• _DATASET CONTENT_
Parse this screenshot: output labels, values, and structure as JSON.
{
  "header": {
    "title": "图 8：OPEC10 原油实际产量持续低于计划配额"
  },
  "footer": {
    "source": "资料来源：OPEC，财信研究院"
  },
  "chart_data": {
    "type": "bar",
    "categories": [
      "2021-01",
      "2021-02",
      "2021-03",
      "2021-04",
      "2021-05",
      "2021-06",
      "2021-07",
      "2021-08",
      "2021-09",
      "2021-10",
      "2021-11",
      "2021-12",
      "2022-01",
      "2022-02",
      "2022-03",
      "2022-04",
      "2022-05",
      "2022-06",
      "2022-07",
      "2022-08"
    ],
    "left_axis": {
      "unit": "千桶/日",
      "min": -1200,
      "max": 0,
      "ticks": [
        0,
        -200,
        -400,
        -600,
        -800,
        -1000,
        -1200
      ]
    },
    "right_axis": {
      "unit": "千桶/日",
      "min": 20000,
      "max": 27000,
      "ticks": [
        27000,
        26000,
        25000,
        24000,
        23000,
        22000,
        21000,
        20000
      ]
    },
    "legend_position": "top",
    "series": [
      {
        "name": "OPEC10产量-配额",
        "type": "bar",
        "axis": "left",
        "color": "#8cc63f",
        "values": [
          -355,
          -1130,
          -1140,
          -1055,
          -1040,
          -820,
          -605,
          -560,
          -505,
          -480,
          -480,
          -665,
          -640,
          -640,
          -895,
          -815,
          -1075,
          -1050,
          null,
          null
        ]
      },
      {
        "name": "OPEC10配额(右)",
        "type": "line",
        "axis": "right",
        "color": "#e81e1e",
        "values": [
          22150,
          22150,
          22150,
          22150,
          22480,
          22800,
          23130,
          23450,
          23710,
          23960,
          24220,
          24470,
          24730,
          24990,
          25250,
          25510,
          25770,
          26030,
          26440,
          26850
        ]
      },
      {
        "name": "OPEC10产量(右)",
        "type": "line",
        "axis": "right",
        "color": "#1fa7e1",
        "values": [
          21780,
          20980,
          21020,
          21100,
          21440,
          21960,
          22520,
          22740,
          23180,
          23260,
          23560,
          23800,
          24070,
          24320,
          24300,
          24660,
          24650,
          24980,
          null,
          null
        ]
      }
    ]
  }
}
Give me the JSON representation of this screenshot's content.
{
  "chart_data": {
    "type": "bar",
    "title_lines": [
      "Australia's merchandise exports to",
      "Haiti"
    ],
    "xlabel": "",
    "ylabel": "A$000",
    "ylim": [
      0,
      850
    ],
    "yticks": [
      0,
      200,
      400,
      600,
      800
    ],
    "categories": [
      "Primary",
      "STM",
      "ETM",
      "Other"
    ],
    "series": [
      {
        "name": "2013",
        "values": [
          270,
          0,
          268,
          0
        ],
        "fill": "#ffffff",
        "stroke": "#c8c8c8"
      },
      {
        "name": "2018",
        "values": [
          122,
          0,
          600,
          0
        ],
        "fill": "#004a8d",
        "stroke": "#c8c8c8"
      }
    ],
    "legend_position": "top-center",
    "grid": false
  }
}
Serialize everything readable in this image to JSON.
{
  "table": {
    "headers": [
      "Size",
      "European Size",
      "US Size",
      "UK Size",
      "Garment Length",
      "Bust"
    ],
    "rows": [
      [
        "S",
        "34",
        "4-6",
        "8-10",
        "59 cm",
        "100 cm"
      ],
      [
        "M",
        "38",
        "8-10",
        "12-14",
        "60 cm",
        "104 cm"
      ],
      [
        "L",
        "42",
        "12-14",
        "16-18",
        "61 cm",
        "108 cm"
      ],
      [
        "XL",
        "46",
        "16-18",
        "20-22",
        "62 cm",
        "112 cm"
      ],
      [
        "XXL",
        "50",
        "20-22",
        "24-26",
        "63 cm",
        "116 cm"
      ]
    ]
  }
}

• _GIVEN REQUEST_
Transcribe every record above exactly as it appears.

• _OUTPUT OF THE TASK_
Parse this screenshot: output labels, values, and structure as JSON.
{
  "header": {
    "title": "图 8：OPEC10 原油实际产量持续低于计划配额"
  },
  "footer": {
    "source": "资料来源：OPEC，财信研究院"
  },
  "chart_data": {
    "type": "bar",
    "categories": [
      "2021-01",
      "2021-02",
      "2021-03",
      "2021-04",
      "2021-05",
      "2021-06",
      "2021-07",
      "2021-08",
      "2021-09",
      "2021-10",
      "2021-11",
      "2021-12",
      "2022-01",
      "2022-02",
      "2022-03",
      "2022-04",
      "2022-05",
      "2022-06",
      "2022-07",
      "2022-08"
    ],
    "left_axis": {
      "unit": "千桶/日",
      "min": -1200,
      "max": 0,
      "ticks": [
        0,
        -200,
        -400,
        -600,
        -800,
        -1000,
        -1200
      ]
    },
    "right_axis": {
      "unit": "千桶/日",
      "min": 20000,
      "max": 27000,
      "ticks": [
        27000,
        26000,
        25000,
        24000,
        23000,
        22000,
        21000,
        20000
      ]
    },
    "legend_position": "top",
    "series": [
      {
        "name": "OPEC10产量-配额",
        "type": "bar",
        "axis": "left",
        "color": "#8cc63f",
        "values": [
          -355,
          -1130,
          -1140,
          -1055,
          -1040,
          -820,
          -605,
          -560,
          -505,
          -480,
          -480,
          -665,
          -640,
          -640,
          -895,
          -815,
          -1075,
          -1050,
          null,
          null
        ]
      },
      {
        "name": "OPEC10配额(右)",
        "type": "line",
        "axis": "right",
        "color": "#e81e1e",
        "values": [
          22150,
          22150,
          22150,
          22150,
          22480,
          22800,
          23130,
          23450,
          23710,
          23960,
          24220,
          24470,
          24730,
          24990,
          25250,
          25510,
          25770,
          26030,
          26440,
          26850
        ]
      },
      {
        "name": "OPEC10产量(右)",
        "type": "line",
        "axis": "right",
        "color": "#1fa7e1",
        "values": [
          21780,
          20980,
          21020,
          21100,
          21440,
          21960,
          22520,
          22740,
          23180,
          23260,
          23560,
          23800,
          24070,
          24320,
          24300,
          24660,
          24650,
          24980,
          null,
          null
        ]
      }
    ]
  }
}
Give me the JSON representation of this screenshot's content.
{
  "chart_data": {
    "type": "bar",
    "title_lines": [
      "Australia's merchandise exports to",
      "Haiti"
    ],
    "xlabel": "",
    "ylabel": "A$000",
    "ylim": [
      0,
      850
    ],
    "yticks": [
      0,
      200,
      400,
      600,
      800
    ],
    "categories": [
      "Primary",
      "STM",
      "ETM",
      "Other"
    ],
    "series": [
      {
        "name": "2013",
        "values": [
          270,
          0,
          268,
          0
        ],
        "fill": "#ffffff",
        "stroke": "#c8c8c8"
      },
      {
        "name": "2018",
        "values": [
          122,
          0,
          600,
          0
        ],
        "fill": "#004a8d",
        "stroke": "#c8c8c8"
      }
    ],
    "legend_position": "top-center",
    "grid": false
  }
}
Serialize everything readable in this image to JSON.
{
  "table": {
    "headers": [
      "Size",
      "European Size",
      "US Size",
      "UK Size",
      "Garment Length",
      "Bust"
    ],
    "rows": [
      [
        "S",
        "34",
        "4-6",
        "8-10",
        "59 cm",
        "100 cm"
      ],
      [
        "M",
        "38",
        "8-10",
        "12-14",
        "60 cm",
        "104 cm"
      ],
      [
        "L",
        "42",
        "12-14",
        "16-18",
        "61 cm",
        "108 cm"
      ],
      [
        "XL",
        "46",
        "16-18",
        "20-22",
        "62 cm",
        "112 cm"
      ],
      [
        "XXL",
        "50",
        "20-22",
        "24-26",
        "63 cm",
        "116 cm"
      ]
    ]
  }
}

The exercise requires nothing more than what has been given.